*** Opening Document passage ***



    • Carlton Bale says:

      I know no way to do user authentication over http. I think the S3 protocol is required to do that. The closest feature would be the temporary URLs that you create and send, but probably not what you’re looking for. There may be a web-based S3 client to give and in-the-browser experience, but it wouldn’t be a true http request.

  • Chris says:

    Thanks for the response do you know if the shared folders work with the SDK?

  • Prevent Hotlinking of your Amazon S3 Images | Syamsurian.com says:

    […] the Content-Type set as image/jpg while a .html file will have the Content-Type as text/html. A hidden feature in Amazon S3 is that you can manually assign any Content-Type to any file, irrespective of the […]

  • […] the Content-Type set as image/jpg while a .html file will have the Content-Type as text/html. A hidden feature in Amazon S3 is that you can manually assign any Content-Type to any file, irrespective of the […]

  • Tony says:

    DragonDisk is a fast S3 client with an intuitive graphical user interface ( http://www.dragondisk.com )

  • Aaron says:

    This is some nice and valuable Amazon S3 information. I’ve been looking for a free alternative to bucket explorer, do you know of any that work similar?

*** Closing Document passage ***
*** Opening Data extracts ***

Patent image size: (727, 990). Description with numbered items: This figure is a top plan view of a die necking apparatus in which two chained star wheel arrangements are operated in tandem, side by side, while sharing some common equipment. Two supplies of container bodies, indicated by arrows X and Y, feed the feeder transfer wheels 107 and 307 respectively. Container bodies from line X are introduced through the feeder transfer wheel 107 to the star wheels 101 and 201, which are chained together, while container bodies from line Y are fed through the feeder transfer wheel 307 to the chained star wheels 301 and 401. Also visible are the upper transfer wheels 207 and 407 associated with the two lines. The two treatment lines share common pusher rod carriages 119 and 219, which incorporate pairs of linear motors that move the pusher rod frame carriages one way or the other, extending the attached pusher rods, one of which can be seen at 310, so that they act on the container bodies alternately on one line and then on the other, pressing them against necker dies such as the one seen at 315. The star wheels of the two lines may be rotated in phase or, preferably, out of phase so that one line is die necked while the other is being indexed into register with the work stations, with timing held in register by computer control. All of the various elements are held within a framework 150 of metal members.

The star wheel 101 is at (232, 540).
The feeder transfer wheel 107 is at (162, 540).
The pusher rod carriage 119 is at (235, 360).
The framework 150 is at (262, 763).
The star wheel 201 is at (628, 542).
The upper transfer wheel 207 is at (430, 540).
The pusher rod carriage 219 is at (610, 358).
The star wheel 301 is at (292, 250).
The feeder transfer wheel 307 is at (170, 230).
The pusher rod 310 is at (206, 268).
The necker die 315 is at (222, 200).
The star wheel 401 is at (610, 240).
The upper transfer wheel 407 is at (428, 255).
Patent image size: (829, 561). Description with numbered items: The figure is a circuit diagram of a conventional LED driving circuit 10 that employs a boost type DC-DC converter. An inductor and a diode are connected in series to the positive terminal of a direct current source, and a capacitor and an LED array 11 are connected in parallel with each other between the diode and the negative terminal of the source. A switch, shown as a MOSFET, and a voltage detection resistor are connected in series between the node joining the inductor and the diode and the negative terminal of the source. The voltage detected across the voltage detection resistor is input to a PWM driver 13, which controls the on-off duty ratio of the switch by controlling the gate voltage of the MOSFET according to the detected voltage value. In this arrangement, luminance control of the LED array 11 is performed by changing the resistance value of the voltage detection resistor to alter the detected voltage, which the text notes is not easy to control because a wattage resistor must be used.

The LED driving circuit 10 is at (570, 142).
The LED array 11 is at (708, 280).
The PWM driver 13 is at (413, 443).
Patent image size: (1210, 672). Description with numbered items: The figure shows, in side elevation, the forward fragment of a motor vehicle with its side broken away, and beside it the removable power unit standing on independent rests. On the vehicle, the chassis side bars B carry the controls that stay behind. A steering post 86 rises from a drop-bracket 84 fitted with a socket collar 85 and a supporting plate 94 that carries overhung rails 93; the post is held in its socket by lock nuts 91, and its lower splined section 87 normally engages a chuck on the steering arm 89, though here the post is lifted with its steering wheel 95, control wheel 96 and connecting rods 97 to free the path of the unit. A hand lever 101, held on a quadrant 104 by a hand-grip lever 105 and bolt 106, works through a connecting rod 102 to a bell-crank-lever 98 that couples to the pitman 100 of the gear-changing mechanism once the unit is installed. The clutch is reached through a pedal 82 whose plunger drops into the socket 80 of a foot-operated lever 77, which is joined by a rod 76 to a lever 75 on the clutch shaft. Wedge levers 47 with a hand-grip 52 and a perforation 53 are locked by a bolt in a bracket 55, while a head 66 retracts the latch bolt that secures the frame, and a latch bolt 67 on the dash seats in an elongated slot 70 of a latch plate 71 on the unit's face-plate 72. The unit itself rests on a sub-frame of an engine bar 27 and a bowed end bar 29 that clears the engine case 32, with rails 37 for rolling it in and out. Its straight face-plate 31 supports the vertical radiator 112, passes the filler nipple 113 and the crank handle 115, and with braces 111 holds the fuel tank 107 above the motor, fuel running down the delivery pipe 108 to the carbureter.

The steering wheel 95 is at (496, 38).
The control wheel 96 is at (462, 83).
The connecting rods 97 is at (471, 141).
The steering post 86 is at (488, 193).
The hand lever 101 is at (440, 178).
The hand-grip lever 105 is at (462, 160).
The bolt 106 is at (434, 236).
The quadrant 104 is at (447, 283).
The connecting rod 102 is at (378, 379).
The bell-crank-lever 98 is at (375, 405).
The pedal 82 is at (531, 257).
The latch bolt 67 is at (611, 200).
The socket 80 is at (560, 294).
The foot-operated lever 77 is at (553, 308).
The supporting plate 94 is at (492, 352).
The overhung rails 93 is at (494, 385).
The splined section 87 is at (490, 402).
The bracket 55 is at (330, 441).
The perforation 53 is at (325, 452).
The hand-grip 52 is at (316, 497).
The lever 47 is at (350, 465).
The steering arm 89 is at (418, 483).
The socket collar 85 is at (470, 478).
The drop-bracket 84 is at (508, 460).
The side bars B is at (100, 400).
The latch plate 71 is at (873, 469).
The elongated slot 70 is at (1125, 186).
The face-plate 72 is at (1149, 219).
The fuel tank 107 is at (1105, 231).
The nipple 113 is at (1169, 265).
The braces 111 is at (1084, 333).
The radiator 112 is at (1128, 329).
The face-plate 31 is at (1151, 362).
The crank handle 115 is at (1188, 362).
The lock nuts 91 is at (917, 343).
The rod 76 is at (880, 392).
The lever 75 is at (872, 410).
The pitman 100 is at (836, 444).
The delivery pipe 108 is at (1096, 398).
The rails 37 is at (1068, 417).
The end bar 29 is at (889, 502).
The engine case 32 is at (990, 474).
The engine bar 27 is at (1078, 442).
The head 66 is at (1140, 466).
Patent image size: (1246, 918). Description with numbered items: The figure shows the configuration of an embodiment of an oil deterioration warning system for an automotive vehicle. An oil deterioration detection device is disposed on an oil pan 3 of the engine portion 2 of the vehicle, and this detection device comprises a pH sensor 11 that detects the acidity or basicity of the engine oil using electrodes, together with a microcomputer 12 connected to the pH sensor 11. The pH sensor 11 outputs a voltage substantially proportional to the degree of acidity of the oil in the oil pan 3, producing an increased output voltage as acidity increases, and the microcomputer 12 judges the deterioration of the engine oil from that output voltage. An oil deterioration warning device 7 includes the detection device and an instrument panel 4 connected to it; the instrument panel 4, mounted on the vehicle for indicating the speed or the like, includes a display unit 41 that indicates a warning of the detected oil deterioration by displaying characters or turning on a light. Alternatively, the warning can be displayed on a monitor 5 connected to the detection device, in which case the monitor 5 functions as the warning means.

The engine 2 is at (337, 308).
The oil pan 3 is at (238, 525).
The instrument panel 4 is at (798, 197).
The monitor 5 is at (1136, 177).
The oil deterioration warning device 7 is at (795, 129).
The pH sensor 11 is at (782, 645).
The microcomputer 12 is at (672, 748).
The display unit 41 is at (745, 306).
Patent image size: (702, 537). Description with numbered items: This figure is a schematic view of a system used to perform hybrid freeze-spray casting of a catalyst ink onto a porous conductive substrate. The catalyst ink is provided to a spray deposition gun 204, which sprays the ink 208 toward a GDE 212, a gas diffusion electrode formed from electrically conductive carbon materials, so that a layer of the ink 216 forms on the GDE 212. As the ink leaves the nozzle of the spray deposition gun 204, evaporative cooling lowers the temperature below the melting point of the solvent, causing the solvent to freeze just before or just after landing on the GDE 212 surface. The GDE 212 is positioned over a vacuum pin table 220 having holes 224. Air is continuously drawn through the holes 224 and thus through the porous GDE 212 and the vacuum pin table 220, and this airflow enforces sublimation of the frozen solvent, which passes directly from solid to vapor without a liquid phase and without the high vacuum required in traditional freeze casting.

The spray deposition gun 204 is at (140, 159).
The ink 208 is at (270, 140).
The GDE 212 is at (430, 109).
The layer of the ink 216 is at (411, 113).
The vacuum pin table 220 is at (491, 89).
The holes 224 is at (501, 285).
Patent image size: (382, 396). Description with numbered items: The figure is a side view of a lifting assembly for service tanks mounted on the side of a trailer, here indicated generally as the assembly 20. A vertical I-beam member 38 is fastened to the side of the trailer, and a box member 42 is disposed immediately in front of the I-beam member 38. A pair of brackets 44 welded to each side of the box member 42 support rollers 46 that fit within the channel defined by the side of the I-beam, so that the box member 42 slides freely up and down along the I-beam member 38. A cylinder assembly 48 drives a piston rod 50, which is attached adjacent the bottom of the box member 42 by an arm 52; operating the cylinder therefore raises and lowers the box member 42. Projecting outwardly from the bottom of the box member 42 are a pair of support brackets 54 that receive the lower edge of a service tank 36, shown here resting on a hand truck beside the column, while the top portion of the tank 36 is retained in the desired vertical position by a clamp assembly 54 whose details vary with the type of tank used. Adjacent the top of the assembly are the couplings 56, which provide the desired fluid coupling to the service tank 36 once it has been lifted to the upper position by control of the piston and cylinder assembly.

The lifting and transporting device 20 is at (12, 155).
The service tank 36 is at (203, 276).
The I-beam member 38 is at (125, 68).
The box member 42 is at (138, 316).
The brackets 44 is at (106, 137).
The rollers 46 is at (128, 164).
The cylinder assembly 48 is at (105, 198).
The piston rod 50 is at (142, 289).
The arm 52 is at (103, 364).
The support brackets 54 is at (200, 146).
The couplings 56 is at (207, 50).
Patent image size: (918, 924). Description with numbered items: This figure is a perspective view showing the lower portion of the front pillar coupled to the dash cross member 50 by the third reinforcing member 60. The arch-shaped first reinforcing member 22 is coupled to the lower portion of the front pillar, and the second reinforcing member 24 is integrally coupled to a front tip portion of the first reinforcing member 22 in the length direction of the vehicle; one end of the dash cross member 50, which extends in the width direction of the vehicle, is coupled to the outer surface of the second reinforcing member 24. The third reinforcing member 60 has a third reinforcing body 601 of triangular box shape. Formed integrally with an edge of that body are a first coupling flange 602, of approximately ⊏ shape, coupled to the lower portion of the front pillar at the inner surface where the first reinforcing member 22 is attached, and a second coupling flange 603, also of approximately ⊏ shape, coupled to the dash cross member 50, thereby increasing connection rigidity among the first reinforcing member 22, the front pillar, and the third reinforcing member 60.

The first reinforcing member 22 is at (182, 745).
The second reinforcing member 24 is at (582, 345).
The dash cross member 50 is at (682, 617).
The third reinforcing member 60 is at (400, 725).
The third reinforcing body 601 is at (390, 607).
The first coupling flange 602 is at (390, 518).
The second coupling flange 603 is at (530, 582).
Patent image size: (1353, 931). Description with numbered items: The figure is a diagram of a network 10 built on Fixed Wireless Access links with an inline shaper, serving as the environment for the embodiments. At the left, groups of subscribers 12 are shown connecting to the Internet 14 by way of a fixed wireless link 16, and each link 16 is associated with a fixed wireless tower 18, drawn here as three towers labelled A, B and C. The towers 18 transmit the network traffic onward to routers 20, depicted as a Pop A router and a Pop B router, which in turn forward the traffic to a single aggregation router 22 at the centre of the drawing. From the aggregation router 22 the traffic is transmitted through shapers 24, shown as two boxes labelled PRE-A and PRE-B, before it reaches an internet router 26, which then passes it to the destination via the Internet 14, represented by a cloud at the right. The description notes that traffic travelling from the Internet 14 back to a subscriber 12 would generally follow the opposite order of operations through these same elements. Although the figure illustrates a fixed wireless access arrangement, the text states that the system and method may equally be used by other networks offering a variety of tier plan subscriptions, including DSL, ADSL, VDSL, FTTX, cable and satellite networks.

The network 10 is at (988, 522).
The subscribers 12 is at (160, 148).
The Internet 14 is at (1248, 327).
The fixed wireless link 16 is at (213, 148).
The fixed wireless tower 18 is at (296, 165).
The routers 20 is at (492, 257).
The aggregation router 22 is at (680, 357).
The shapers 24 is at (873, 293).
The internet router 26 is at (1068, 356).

*** Closing Data extracts ***

[Requirement]
In the Amazon S3 comment thread, how is DragonDisk described?

[Output]
It is described as a fast S3 client with an intuitive graphical user interface.